EXERCISE:
Report the number of lines where the string "розподіл" occurs, and write nothing else.

SOURCE DATA:
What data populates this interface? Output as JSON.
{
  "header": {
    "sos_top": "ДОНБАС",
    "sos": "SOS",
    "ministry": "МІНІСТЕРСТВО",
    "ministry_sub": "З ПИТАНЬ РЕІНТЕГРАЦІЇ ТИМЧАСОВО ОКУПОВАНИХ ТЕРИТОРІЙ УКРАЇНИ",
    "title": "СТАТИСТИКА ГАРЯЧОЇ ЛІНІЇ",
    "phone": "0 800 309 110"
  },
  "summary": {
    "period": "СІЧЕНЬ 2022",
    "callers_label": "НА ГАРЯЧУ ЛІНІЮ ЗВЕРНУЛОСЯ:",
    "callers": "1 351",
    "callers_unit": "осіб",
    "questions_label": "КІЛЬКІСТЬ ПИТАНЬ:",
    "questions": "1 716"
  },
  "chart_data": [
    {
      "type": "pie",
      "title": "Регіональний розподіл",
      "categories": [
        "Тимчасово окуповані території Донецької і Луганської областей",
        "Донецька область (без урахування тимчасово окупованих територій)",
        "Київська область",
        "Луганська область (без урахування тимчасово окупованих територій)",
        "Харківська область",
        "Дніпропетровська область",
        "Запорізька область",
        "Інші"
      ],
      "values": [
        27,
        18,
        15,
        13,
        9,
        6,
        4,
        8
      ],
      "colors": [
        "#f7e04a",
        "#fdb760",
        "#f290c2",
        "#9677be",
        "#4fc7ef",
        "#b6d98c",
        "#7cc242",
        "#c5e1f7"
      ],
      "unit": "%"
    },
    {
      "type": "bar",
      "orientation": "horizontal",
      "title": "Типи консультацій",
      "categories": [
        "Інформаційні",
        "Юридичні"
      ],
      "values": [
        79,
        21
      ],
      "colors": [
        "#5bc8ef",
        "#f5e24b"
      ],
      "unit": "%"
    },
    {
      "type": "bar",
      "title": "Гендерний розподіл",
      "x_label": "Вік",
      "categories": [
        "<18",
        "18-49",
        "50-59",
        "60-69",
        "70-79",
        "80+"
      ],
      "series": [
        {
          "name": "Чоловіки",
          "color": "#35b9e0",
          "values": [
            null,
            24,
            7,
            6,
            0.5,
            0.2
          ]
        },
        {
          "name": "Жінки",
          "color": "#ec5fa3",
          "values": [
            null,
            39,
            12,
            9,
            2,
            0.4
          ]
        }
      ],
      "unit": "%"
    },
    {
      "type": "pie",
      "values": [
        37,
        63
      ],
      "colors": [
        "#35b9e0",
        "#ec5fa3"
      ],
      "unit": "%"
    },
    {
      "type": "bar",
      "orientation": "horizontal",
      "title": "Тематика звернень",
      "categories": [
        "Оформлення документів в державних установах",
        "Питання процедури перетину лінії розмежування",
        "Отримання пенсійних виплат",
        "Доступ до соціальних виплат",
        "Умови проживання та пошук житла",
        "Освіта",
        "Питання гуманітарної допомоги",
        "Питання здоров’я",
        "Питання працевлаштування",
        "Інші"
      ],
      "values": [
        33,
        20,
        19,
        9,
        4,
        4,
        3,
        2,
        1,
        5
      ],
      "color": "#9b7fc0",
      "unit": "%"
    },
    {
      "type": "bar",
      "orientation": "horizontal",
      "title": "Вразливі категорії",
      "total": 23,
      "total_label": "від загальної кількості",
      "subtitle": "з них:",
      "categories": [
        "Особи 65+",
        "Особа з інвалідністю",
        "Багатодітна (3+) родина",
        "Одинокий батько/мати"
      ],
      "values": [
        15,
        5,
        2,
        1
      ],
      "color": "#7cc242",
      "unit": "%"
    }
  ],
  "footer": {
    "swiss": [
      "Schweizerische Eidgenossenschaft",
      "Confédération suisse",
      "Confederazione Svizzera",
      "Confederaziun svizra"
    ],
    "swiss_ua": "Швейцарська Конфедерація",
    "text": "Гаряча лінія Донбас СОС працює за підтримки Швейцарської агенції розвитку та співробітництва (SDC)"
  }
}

RESPONSE:
2